Exercise goal:
Repeat the material in full. Keep every line exactly as it is.

Data for processing:
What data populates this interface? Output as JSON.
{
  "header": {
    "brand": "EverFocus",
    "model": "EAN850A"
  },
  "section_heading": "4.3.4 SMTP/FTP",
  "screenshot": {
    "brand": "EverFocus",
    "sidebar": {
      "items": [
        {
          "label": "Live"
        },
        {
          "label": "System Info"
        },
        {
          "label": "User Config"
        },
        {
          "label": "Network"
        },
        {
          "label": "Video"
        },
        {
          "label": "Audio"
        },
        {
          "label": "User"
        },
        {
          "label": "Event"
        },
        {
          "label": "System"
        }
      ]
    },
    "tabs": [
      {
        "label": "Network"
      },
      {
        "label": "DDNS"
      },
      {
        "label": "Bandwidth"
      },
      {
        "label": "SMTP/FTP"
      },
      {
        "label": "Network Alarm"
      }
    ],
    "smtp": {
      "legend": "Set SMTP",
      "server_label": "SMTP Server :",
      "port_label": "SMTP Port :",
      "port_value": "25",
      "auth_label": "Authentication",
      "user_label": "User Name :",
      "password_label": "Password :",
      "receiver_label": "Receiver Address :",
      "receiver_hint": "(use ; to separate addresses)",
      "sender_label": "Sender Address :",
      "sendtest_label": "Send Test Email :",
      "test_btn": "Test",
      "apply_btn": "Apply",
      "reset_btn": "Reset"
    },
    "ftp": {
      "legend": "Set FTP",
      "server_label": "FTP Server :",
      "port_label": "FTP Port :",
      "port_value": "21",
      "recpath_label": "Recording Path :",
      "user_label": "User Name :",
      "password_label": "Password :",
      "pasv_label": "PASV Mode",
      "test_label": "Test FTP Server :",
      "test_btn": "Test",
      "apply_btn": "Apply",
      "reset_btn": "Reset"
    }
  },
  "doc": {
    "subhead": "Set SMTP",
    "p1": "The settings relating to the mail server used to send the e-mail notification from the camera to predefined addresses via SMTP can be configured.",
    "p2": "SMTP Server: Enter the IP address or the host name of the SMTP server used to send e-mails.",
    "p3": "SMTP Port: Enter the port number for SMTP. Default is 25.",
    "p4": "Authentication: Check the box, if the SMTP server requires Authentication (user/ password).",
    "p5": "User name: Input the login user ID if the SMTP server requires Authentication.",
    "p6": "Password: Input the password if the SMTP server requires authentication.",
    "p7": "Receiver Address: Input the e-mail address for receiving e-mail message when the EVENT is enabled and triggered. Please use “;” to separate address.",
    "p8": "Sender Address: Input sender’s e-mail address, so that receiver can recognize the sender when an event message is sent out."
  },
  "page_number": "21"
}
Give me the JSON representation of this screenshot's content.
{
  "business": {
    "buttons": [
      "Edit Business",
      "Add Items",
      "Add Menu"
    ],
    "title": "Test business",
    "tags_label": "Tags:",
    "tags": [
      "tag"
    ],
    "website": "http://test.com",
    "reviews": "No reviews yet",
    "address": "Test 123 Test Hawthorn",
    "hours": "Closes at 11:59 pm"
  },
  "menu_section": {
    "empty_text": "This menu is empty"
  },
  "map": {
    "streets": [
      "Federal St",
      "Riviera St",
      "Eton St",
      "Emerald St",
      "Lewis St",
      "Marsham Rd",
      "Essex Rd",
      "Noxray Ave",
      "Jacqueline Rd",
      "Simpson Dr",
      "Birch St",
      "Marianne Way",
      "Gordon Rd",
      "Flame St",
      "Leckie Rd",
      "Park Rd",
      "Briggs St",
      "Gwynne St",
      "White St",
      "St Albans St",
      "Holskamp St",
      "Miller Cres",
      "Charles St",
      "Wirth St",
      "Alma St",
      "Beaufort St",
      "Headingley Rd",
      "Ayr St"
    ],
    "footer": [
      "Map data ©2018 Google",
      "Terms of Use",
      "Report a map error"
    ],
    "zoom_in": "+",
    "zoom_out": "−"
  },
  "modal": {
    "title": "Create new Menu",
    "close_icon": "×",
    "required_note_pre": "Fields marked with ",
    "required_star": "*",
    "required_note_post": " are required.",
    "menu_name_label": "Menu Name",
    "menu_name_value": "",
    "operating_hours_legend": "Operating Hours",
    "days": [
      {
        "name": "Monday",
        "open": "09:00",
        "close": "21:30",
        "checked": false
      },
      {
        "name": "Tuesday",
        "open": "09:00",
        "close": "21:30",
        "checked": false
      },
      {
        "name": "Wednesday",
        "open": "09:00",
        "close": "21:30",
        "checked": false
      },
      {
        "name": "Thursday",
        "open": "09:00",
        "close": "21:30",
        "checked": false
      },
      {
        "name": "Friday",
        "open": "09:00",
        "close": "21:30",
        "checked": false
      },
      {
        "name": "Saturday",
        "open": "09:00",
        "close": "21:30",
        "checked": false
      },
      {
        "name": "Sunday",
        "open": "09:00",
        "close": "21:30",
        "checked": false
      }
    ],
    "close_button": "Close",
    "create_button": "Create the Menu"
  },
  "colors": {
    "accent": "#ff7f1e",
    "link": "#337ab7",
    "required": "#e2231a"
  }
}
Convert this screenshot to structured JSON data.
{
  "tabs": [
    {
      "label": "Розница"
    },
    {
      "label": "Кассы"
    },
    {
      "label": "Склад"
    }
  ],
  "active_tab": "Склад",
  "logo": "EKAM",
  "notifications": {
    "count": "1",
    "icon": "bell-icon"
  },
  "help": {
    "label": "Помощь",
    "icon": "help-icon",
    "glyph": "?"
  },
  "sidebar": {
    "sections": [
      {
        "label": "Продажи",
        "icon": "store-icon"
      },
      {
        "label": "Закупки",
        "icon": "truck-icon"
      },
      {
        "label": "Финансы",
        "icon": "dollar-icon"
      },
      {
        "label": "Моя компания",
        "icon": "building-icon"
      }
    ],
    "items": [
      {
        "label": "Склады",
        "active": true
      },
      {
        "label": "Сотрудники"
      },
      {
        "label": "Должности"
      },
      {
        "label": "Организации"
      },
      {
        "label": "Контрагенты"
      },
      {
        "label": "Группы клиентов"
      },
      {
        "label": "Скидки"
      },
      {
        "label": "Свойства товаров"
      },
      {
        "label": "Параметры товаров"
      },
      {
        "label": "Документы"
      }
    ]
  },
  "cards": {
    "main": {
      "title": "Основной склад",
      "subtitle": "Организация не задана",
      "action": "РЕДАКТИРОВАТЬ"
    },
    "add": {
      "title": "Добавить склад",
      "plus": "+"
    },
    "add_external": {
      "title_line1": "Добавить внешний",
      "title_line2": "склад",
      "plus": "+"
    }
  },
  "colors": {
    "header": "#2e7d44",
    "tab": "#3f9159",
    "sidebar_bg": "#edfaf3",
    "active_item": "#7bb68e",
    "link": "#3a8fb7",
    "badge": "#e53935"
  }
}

Task result:
What data populates this interface? Output as JSON.
{
  "header": {
    "brand": "EverFocus",
    "model": "EAN850A"
  },
  "section_heading": "4.3.4 SMTP/FTP",
  "screenshot": {
    "brand": "EverFocus",
    "sidebar": {
      "items": [
        {
          "label": "Live"
        },
        {
          "label": "System Info"
        },
        {
          "label": "User Config"
        },
        {
          "label": "Network"
        },
        {
          "label": "Video"
        },
        {
          "label": "Audio"
        },
        {
          "label": "User"
        },
        {
          "label": "Event"
        },
        {
          "label": "System"
        }
      ]
    },
    "tabs": [
      {
        "label": "Network"
      },
      {
        "label": "DDNS"
      },
      {
        "label": "Bandwidth"
      },
      {
        "label": "SMTP/FTP"
      },
      {
        "label": "Network Alarm"
      }
    ],
    "smtp": {
      "legend": "Set SMTP",
      "server_label": "SMTP Server :",
      "port_label": "SMTP Port :",
      "port_value": "25",
      "auth_label": "Authentication",
      "user_label": "User Name :",
      "password_label": "Password :",
      "receiver_label": "Receiver Address :",
      "receiver_hint": "(use ; to separate addresses)",
      "sender_label": "Sender Address :",
      "sendtest_label": "Send Test Email :",
      "test_btn": "Test",
      "apply_btn": "Apply",
      "reset_btn": "Reset"
    },
    "ftp": {
      "legend": "Set FTP",
      "server_label": "FTP Server :",
      "port_label": "FTP Port :",
      "port_value": "21",
      "recpath_label": "Recording Path :",
      "user_label": "User Name :",
      "password_label": "Password :",
      "pasv_label": "PASV Mode",
      "test_label": "Test FTP Server :",
      "test_btn": "Test",
      "apply_btn": "Apply",
      "reset_btn": "Reset"
    }
  },
  "doc": {
    "subhead": "Set SMTP",
    "p1": "The settings relating to the mail server used to send the e-mail notification from the camera to predefined addresses via SMTP can be configured.",
    "p2": "SMTP Server: Enter the IP address or the host name of the SMTP server used to send e-mails.",
    "p3": "SMTP Port: Enter the port number for SMTP. Default is 25.",
    "p4": "Authentication: Check the box, if the SMTP server requires Authentication (user/ password).",
    "p5": "User name: Input the login user ID if the SMTP server requires Authentication.",
    "p6": "Password: Input the password if the SMTP server requires authentication.",
    "p7": "Receiver Address: Input the e-mail address for receiving e-mail message when the EVENT is enabled and triggered. Please use “;” to separate address.",
    "p8": "Sender Address: Input sender’s e-mail address, so that receiver can recognize the sender when an event message is sent out."
  },
  "page_number": "21"
}
Give me the JSON representation of this screenshot's content.
{
  "business": {
    "buttons": [
      "Edit Business",
      "Add Items",
      "Add Menu"
    ],
    "title": "Test business",
    "tags_label": "Tags:",
    "tags": [
      "tag"
    ],
    "website": "http://test.com",
    "reviews": "No reviews yet",
    "address": "Test 123 Test Hawthorn",
    "hours": "Closes at 11:59 pm"
  },
  "menu_section": {
    "empty_text": "This menu is empty"
  },
  "map": {
    "streets": [
      "Federal St",
      "Riviera St",
      "Eton St",
      "Emerald St",
      "Lewis St",
      "Marsham Rd",
      "Essex Rd",
      "Noxray Ave",
      "Jacqueline Rd",
      "Simpson Dr",
      "Birch St",
      "Marianne Way",
      "Gordon Rd",
      "Flame St",
      "Leckie Rd",
      "Park Rd",
      "Briggs St",
      "Gwynne St",
      "White St",
      "St Albans St",
      "Holskamp St",
      "Miller Cres",
      "Charles St",
      "Wirth St",
      "Alma St",
      "Beaufort St",
      "Headingley Rd",
      "Ayr St"
    ],
    "footer": [
      "Map data ©2018 Google",
      "Terms of Use",
      "Report a map error"
    ],
    "zoom_in": "+",
    "zoom_out": "−"
  },
  "modal": {
    "title": "Create new Menu",
    "close_icon": "×",
    "required_note_pre": "Fields marked with ",
    "required_star": "*",
    "required_note_post": " are required.",
    "menu_name_label": "Menu Name",
    "menu_name_value": "",
    "operating_hours_legend": "Operating Hours",
    "days": [
      {
        "name": "Monday",
        "open": "09:00",
        "close": "21:30",
        "checked": false
      },
      {
        "name": "Tuesday",
        "open": "09:00",
        "close": "21:30",
        "checked": false
      },
      {
        "name": "Wednesday",
        "open": "09:00",
        "close": "21:30",
        "checked": false
      },
      {
        "name": "Thursday",
        "open": "09:00",
        "close": "21:30",
        "checked": false
      },
      {
        "name": "Friday",
        "open": "09:00",
        "close": "21:30",
        "checked": false
      },
      {
        "name": "Saturday",
        "open": "09:00",
        "close": "21:30",
        "checked": false
      },
      {
        "name": "Sunday",
        "open": "09:00",
        "close": "21:30",
        "checked": false
      }
    ],
    "close_button": "Close",
    "create_button": "Create the Menu"
  },
  "colors": {
    "accent": "#ff7f1e",
    "link": "#337ab7",
    "required": "#e2231a"
  }
}
Convert this screenshot to structured JSON data.
{
  "tabs": [
    {
      "label": "Розница"
    },
    {
      "label": "Кассы"
    },
    {
      "label": "Склад"
    }
  ],
  "active_tab": "Склад",
  "logo": "EKAM",
  "notifications": {
    "count": "1",
    "icon": "bell-icon"
  },
  "help": {
    "label": "Помощь",
    "icon": "help-icon",
    "glyph": "?"
  },
  "sidebar": {
    "sections": [
      {
        "label": "Продажи",
        "icon": "store-icon"
      },
      {
        "label": "Закупки",
        "icon": "truck-icon"
      },
      {
        "label": "Финансы",
        "icon": "dollar-icon"
      },
      {
        "label": "Моя компания",
        "icon": "building-icon"
      }
    ],
    "items": [
      {
        "label": "Склады",
        "active": true
      },
      {
        "label": "Сотрудники"
      },
      {
        "label": "Должности"
      },
      {
        "label": "Организации"
      },
      {
        "label": "Контрагенты"
      },
      {
        "label": "Группы клиентов"
      },
      {
        "label": "Скидки"
      },
      {
        "label": "Свойства товаров"
      },
      {
        "label": "Параметры товаров"
      },
      {
        "label": "Документы"
      }
    ]
  },
  "cards": {
    "main": {
      "title": "Основной склад",
      "subtitle": "Организация не задана",
      "action": "РЕДАКТИРОВАТЬ"
    },
    "add": {
      "title": "Добавить склад",
      "plus": "+"
    },
    "add_external": {
      "title_line1": "Добавить внешний",
      "title_line2": "склад",
      "plus": "+"
    }
  },
  "colors": {
    "header": "#2e7d44",
    "tab": "#3f9159",
    "sidebar_bg": "#edfaf3",
    "active_item": "#7bb68e",
    "link": "#3a8fb7",
    "badge": "#e53935"
  }
}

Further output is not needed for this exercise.